Your task
Count how many lines mention the word "JSON". Write that number alone.

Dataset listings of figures

|---|

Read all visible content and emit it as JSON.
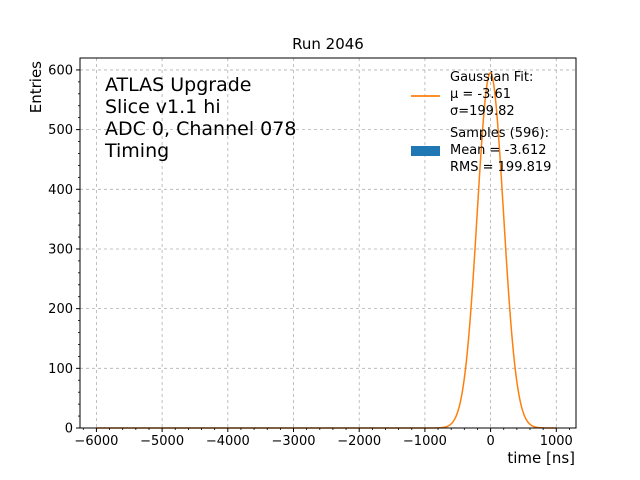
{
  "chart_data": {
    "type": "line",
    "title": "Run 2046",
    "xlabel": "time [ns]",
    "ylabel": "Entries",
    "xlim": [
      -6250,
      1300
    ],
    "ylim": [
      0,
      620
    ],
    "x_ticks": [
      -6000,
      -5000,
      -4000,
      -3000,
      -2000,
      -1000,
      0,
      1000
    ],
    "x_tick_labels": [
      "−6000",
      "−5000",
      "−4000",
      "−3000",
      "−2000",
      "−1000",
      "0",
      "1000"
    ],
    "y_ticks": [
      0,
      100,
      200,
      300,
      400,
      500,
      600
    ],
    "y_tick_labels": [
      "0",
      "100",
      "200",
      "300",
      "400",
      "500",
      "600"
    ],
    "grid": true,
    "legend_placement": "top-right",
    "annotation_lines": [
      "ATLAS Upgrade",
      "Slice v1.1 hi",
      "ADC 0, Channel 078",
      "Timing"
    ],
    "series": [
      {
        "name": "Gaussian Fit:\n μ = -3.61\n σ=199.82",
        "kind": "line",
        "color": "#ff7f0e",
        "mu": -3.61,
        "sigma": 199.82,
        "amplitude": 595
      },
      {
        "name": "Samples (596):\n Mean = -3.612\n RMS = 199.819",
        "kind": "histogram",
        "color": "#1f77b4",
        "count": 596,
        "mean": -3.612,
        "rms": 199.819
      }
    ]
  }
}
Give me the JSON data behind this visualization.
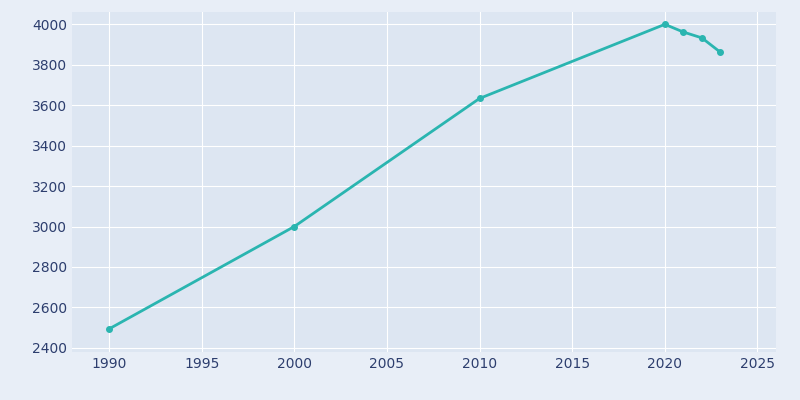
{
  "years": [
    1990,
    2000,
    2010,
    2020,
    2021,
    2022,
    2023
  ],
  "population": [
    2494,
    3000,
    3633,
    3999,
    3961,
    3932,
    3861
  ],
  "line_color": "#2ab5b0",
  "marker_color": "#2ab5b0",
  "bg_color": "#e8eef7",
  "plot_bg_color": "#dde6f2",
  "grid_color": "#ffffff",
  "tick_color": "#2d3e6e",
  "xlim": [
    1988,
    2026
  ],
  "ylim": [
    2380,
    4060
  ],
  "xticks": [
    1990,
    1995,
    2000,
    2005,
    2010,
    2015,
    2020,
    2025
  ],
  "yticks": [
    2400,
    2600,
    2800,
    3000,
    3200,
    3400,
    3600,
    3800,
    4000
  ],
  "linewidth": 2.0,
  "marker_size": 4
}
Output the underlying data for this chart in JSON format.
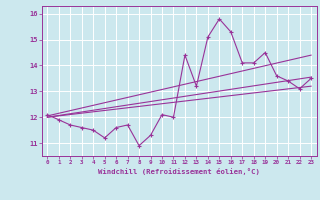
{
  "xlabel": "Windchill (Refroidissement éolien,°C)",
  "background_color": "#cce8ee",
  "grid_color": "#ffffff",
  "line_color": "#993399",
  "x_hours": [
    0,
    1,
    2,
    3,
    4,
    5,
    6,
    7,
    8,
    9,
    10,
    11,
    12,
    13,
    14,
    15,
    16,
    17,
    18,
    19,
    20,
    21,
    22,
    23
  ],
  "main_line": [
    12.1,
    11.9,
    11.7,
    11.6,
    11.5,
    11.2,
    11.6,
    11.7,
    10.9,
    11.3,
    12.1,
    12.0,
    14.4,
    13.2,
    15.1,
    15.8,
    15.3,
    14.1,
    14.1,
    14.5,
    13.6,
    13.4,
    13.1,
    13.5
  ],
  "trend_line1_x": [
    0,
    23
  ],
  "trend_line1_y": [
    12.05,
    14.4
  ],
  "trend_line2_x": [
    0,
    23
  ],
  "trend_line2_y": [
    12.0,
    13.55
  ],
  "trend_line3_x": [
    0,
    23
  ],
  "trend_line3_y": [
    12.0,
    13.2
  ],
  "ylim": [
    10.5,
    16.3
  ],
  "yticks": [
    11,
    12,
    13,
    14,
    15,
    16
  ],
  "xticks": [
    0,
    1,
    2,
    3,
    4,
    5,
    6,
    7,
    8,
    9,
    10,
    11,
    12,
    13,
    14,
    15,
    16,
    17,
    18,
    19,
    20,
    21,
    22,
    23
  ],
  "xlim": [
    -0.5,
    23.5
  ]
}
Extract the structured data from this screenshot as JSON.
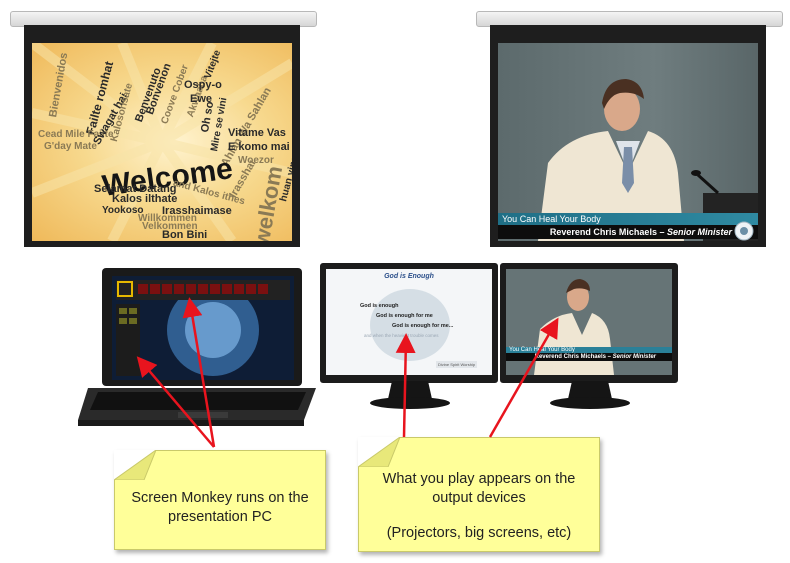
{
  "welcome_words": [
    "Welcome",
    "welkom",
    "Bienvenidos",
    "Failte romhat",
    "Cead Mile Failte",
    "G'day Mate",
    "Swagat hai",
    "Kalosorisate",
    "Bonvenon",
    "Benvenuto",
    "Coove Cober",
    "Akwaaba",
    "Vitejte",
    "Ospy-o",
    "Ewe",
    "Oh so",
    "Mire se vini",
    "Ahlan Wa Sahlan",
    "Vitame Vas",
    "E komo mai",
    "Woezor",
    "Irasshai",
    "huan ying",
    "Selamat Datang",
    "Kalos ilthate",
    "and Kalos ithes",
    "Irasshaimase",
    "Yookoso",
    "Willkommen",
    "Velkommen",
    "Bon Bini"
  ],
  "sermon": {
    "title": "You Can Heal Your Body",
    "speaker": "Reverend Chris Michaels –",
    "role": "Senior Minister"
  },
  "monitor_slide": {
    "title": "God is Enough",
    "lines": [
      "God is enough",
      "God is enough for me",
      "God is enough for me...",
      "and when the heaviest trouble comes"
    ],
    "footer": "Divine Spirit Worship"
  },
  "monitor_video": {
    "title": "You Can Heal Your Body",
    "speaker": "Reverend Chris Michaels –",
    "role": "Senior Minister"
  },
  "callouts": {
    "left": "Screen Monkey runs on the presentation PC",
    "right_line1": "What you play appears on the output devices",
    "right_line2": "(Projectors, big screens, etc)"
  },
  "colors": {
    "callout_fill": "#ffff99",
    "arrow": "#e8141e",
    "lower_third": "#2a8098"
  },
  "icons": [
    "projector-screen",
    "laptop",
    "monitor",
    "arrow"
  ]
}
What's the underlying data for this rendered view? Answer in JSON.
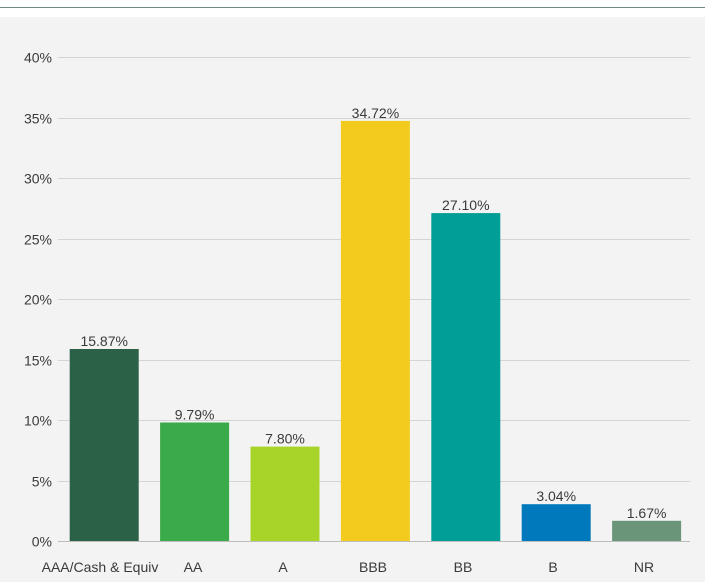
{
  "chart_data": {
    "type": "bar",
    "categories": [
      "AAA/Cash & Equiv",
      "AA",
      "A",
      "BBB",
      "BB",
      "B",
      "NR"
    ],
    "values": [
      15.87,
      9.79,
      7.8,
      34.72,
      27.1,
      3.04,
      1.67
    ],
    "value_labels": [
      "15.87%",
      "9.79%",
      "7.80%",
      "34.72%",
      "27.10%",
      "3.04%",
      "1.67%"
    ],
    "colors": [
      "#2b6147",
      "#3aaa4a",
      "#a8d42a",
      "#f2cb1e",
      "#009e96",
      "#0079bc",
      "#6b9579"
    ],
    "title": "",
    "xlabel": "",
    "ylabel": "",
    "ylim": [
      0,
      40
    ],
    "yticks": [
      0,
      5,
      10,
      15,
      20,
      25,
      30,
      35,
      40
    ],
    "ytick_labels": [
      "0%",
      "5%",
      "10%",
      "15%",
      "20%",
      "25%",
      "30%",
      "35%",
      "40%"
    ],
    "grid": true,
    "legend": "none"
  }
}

|---|

Written response
5